[Structured figure records]
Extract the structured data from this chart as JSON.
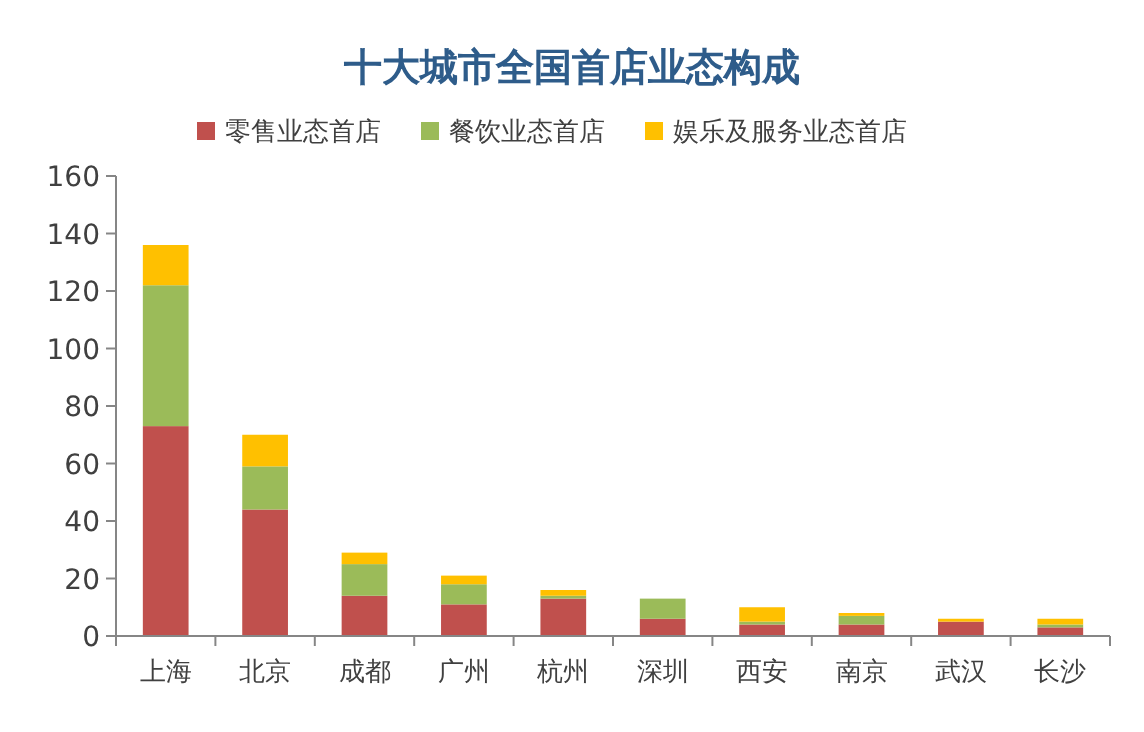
{
  "chart_data": {
    "type": "bar",
    "title": "十大城市全国首店业态构成",
    "categories": [
      "上海",
      "北京",
      "成都",
      "广州",
      "杭州",
      "深圳",
      "西安",
      "南京",
      "武汉",
      "长沙"
    ],
    "series": [
      {
        "name": "零售业态首店",
        "color": "#c0504d",
        "values": [
          73,
          44,
          14,
          11,
          13,
          6,
          4,
          4,
          5,
          3
        ]
      },
      {
        "name": "餐饮业态首店",
        "color": "#9bbb59",
        "values": [
          49,
          15,
          11,
          7,
          1,
          7,
          1,
          3,
          0,
          1
        ]
      },
      {
        "name": "娱乐及服务业态首店",
        "color": "#ffc000",
        "values": [
          14,
          11,
          4,
          3,
          2,
          0,
          5,
          1,
          1,
          2
        ]
      }
    ],
    "stacked": true,
    "ylim": [
      0,
      160
    ],
    "yticks": [
      0,
      20,
      40,
      60,
      80,
      100,
      120,
      140,
      160
    ],
    "grid": false,
    "legend": "top"
  }
}
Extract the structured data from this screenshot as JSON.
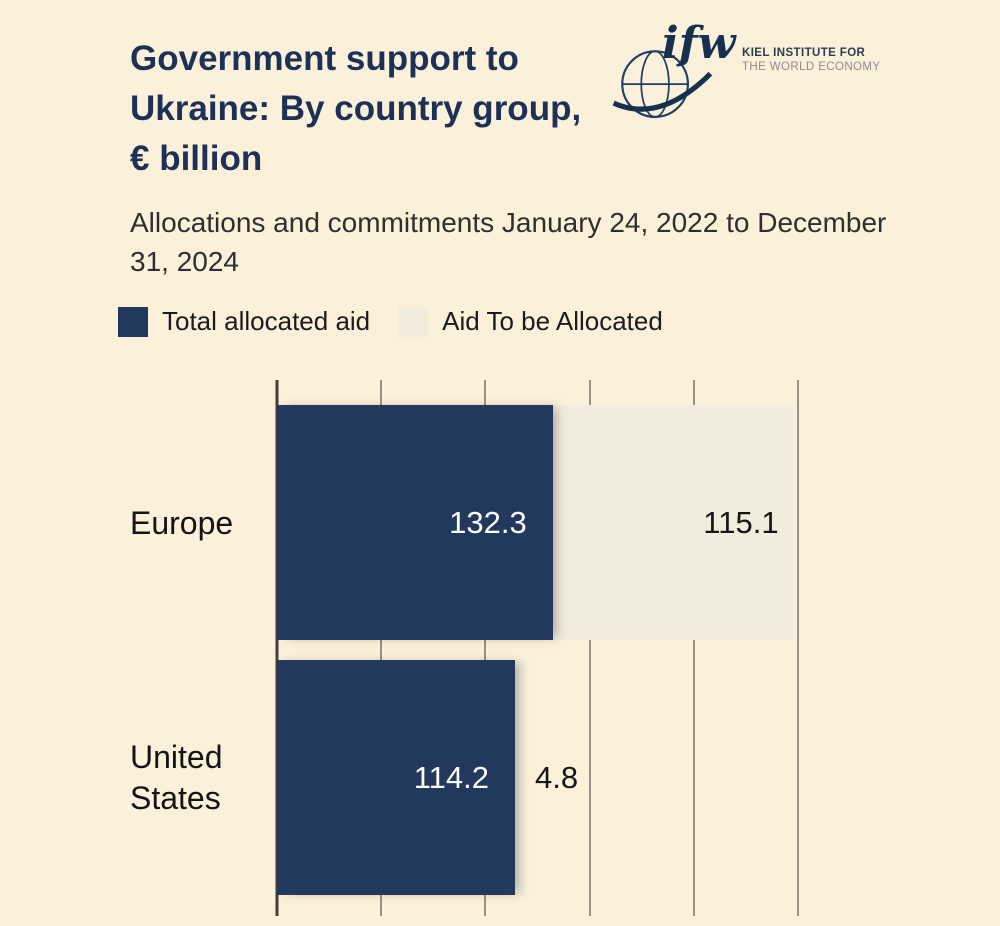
{
  "header": {
    "title": "Government support to Ukraine: By country group, € billion",
    "subtitle": "Allocations and commitments January 24, 2022 to December 31, 2024"
  },
  "logo": {
    "brand": "ifw",
    "line1": "KIEL INSTITUTE FOR",
    "line2": "THE WORLD ECONOMY"
  },
  "legend": [
    {
      "label": "Total allocated aid",
      "color": "#22395d"
    },
    {
      "label": "Aid To be Allocated",
      "color": "#f1ecdb"
    }
  ],
  "chart_data": {
    "type": "bar",
    "orientation": "horizontal",
    "title": "Government support to Ukraine: By country group, € billion",
    "subtitle": "Allocations and commitments January 24, 2022 to December 31, 2024",
    "categories": [
      "Europe",
      "United States"
    ],
    "series": [
      {
        "name": "Total allocated aid",
        "color": "#22395d",
        "values": [
          132.3,
          114.2
        ]
      },
      {
        "name": "Aid To be Allocated",
        "color": "#f1ecdb",
        "values": [
          115.1,
          4.8
        ]
      }
    ],
    "xlim": [
      0,
      250
    ],
    "gridlines": [
      0,
      50,
      100,
      150,
      200,
      250
    ],
    "grid": "vertical",
    "legend_position": "top",
    "value_labels": true
  },
  "colors": {
    "background": "#fbf0da",
    "title": "#1d3156",
    "gridline": "#94908a",
    "axis": "#3f3f3f"
  }
}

> _REQUEST_:
Omit all pictures while transcribing the entries verbatim.

> _ANSWER TO THE EXERCISE_:
Extract the structured data from this chart as JSON.
{
  "chart_data": {
    "type": "bar",
    "title": "十大城市全国首店业态构成",
    "categories": [
      "上海",
      "北京",
      "成都",
      "广州",
      "杭州",
      "深圳",
      "西安",
      "南京",
      "武汉",
      "长沙"
    ],
    "series": [
      {
        "name": "零售业态首店",
        "color": "#c0504d",
        "values": [
          73,
          44,
          14,
          11,
          13,
          6,
          4,
          4,
          5,
          3
        ]
      },
      {
        "name": "餐饮业态首店",
        "color": "#9bbb59",
        "values": [
          49,
          15,
          11,
          7,
          1,
          7,
          1,
          3,
          0,
          1
        ]
      },
      {
        "name": "娱乐及服务业态首店",
        "color": "#ffc000",
        "values": [
          14,
          11,
          4,
          3,
          2,
          0,
          5,
          1,
          1,
          2
        ]
      }
    ],
    "stacked": true,
    "ylim": [
      0,
      160
    ],
    "yticks": [
      0,
      20,
      40,
      60,
      80,
      100,
      120,
      140,
      160
    ],
    "grid": false,
    "legend": "top"
  }
}
Extract the structured data from this screenshot as JSON.
{
  "header": {
    "title": "Government support to Ukraine: By country group, € billion",
    "subtitle": "Allocations and commitments January 24, 2022 to December 31, 2024"
  },
  "logo": {
    "brand": "ifw",
    "line1": "KIEL INSTITUTE FOR",
    "line2": "THE WORLD ECONOMY"
  },
  "legend": [
    {
      "label": "Total allocated aid",
      "color": "#22395d"
    },
    {
      "label": "Aid To be Allocated",
      "color": "#f1ecdb"
    }
  ],
  "chart_data": {
    "type": "bar",
    "orientation": "horizontal",
    "title": "Government support to Ukraine: By country group, € billion",
    "subtitle": "Allocations and commitments January 24, 2022 to December 31, 2024",
    "categories": [
      "Europe",
      "United States"
    ],
    "series": [
      {
        "name": "Total allocated aid",
        "color": "#22395d",
        "values": [
          132.3,
          114.2
        ]
      },
      {
        "name": "Aid To be Allocated",
        "color": "#f1ecdb",
        "values": [
          115.1,
          4.8
        ]
      }
    ],
    "xlim": [
      0,
      250
    ],
    "gridlines": [
      0,
      50,
      100,
      150,
      200,
      250
    ],
    "grid": "vertical",
    "legend_position": "top",
    "value_labels": true
  },
  "colors": {
    "background": "#fbf0da",
    "title": "#1d3156",
    "gridline": "#94908a",
    "axis": "#3f3f3f"
  }
}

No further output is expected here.